## begin Supplied information

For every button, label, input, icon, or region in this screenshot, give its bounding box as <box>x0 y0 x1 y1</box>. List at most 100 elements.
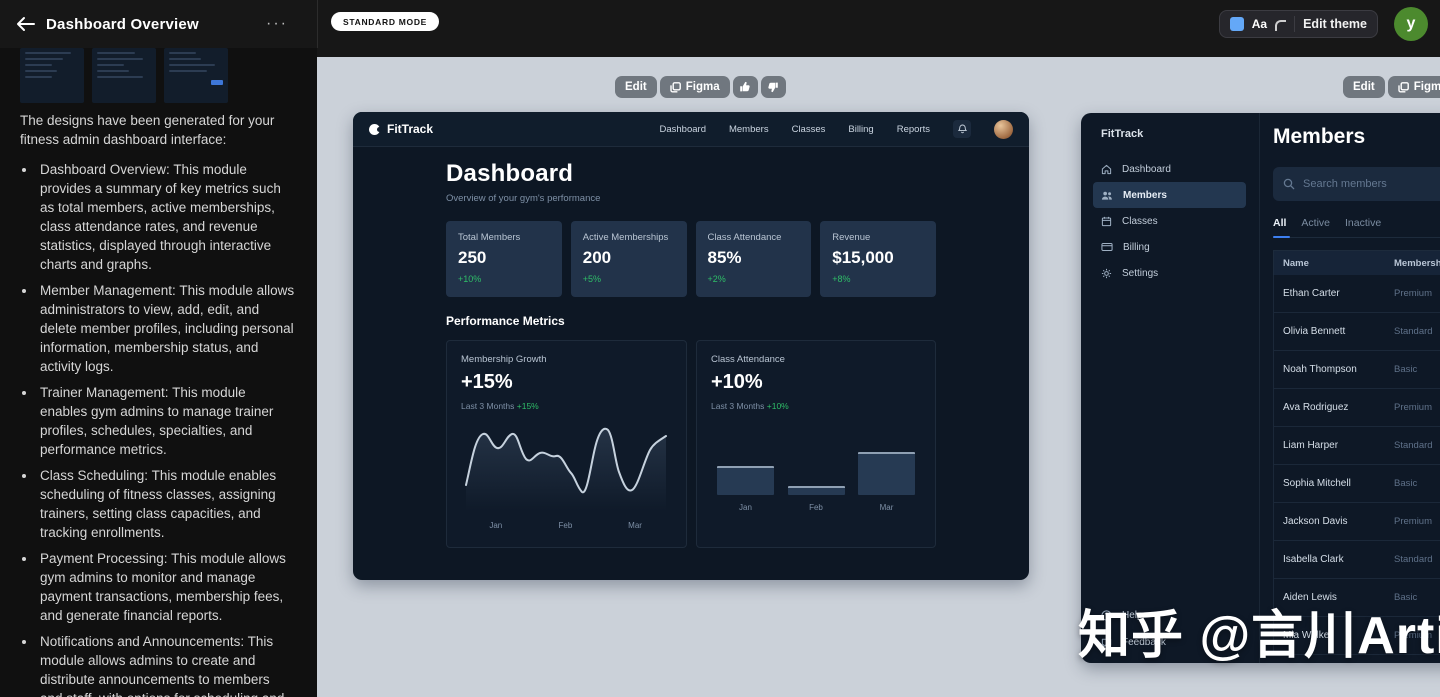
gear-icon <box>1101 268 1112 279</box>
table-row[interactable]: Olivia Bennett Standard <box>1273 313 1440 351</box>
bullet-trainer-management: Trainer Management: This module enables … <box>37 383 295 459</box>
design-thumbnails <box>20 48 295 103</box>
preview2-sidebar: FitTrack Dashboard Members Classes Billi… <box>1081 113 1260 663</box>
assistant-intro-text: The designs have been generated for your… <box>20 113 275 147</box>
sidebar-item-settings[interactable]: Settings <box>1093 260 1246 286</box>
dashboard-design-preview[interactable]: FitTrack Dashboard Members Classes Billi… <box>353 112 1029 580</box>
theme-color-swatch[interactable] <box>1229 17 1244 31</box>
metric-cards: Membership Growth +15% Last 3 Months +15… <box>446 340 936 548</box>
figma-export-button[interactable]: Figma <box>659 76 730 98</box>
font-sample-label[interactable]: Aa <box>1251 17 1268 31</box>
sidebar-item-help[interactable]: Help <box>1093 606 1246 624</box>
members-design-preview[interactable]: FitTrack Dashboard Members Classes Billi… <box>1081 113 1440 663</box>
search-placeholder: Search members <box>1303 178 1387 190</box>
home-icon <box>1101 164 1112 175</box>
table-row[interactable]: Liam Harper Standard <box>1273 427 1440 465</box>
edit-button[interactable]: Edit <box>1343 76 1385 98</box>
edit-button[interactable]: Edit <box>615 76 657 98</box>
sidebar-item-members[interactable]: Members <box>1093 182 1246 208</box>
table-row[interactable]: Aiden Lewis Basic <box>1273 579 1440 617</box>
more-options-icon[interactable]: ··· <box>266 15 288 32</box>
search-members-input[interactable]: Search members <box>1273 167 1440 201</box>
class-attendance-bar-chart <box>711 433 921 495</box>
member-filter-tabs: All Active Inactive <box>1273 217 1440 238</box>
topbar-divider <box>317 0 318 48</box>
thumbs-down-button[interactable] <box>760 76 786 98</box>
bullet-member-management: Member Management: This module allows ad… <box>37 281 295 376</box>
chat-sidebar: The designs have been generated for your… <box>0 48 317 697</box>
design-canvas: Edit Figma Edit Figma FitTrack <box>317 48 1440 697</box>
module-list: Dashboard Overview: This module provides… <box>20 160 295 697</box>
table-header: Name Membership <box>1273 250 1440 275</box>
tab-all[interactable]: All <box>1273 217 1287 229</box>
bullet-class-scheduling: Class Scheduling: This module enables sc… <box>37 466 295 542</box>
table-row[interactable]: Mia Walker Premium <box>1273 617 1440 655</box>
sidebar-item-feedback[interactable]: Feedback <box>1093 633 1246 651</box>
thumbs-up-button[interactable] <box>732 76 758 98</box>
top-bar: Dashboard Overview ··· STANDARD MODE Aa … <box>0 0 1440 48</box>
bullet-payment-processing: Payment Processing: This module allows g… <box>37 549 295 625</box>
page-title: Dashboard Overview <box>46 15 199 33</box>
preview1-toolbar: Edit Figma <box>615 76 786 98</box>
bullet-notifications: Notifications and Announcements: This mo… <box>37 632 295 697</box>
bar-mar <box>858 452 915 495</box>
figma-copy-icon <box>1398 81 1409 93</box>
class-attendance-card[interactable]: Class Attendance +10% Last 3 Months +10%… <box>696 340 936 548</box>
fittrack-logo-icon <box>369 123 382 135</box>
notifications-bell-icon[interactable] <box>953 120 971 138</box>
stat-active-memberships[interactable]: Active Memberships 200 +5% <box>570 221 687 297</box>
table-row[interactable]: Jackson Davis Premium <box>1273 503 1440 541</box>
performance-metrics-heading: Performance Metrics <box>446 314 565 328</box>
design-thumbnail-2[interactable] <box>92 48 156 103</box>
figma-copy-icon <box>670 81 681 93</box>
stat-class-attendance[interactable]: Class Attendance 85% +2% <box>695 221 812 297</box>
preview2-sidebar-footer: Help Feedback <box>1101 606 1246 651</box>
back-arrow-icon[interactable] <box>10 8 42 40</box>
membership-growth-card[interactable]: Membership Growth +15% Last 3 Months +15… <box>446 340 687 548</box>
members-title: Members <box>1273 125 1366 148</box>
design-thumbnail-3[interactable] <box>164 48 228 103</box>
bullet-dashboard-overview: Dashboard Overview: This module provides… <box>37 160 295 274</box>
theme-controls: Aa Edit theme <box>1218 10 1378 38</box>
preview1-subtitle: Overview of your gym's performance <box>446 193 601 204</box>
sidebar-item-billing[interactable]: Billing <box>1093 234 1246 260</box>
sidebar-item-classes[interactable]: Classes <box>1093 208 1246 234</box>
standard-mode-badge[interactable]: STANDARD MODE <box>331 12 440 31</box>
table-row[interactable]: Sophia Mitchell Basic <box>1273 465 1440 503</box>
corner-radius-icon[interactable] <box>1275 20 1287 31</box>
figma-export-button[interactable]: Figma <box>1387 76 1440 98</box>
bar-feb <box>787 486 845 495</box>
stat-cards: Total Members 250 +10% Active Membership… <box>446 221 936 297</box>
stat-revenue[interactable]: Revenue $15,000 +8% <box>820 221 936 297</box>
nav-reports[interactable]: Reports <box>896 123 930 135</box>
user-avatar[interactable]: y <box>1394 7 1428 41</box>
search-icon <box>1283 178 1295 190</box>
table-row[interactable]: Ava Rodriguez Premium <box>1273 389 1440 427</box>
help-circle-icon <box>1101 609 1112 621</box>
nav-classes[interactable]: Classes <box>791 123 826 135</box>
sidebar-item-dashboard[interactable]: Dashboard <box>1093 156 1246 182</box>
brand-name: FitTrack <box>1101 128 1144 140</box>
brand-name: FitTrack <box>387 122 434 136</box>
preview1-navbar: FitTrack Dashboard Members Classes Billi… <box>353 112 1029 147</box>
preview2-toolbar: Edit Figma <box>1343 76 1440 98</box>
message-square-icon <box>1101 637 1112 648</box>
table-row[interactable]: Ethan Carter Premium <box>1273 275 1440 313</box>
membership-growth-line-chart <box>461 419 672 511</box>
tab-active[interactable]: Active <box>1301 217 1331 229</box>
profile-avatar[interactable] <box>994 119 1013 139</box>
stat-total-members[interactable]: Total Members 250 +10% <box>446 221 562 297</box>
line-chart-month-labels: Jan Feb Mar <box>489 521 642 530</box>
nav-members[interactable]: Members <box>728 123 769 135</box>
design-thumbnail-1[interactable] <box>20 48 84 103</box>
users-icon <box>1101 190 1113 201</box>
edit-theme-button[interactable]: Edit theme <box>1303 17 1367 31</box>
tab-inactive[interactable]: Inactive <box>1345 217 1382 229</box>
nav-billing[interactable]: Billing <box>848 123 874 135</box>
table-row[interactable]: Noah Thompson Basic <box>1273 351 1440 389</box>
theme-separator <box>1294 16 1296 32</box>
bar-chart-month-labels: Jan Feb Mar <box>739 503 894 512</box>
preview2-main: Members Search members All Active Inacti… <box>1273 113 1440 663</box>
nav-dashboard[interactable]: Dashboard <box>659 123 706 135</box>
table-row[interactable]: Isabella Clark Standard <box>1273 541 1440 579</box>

## end Supplied information
## begin Supplied information

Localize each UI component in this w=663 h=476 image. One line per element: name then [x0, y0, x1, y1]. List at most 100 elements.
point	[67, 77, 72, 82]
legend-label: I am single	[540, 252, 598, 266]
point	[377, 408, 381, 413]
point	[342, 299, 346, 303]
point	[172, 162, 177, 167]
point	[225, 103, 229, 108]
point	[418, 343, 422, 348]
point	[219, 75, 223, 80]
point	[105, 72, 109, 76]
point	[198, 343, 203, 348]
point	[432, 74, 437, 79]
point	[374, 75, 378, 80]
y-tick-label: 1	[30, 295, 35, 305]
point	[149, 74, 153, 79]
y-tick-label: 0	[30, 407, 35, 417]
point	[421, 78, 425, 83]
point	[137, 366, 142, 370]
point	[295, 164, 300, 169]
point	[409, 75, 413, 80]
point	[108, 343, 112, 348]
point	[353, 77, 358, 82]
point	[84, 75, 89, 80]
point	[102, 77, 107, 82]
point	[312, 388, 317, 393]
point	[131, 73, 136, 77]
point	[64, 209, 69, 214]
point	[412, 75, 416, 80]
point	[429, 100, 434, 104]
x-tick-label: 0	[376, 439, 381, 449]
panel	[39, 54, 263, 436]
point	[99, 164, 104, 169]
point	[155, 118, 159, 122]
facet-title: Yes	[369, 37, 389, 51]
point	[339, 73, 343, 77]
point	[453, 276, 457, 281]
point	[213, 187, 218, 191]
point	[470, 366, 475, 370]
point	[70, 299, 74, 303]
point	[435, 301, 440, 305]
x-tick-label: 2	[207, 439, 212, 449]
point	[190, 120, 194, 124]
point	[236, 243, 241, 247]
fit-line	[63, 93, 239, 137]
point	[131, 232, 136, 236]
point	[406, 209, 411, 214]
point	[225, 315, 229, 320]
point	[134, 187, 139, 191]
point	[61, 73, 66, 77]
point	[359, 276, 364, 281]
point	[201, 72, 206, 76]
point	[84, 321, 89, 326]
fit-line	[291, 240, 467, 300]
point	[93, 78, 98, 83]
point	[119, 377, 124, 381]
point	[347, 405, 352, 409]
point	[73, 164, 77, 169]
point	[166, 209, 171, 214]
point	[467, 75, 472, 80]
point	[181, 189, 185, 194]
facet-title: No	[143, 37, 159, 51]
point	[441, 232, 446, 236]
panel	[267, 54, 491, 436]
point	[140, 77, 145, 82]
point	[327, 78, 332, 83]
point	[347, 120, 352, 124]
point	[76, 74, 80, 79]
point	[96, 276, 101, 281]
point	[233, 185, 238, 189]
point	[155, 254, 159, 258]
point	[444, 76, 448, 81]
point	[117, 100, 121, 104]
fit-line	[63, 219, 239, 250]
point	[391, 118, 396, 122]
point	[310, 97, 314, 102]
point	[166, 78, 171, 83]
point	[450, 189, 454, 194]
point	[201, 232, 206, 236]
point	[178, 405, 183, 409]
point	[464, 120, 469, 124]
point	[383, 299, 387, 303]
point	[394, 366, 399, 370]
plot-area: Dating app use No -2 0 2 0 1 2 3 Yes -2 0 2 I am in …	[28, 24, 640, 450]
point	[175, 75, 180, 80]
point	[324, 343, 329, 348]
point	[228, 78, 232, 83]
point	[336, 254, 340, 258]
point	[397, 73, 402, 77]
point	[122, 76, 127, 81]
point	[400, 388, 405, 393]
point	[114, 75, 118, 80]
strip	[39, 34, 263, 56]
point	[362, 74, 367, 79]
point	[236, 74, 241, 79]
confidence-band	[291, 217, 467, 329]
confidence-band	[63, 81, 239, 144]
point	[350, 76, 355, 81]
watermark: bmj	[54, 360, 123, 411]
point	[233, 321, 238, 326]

## end Supplied information

- _Goal_:
Count the lines in the entries above that contain the string "band", treating uppercase and lowercase as different. Reply with the number only.

- _Output of the task_:
2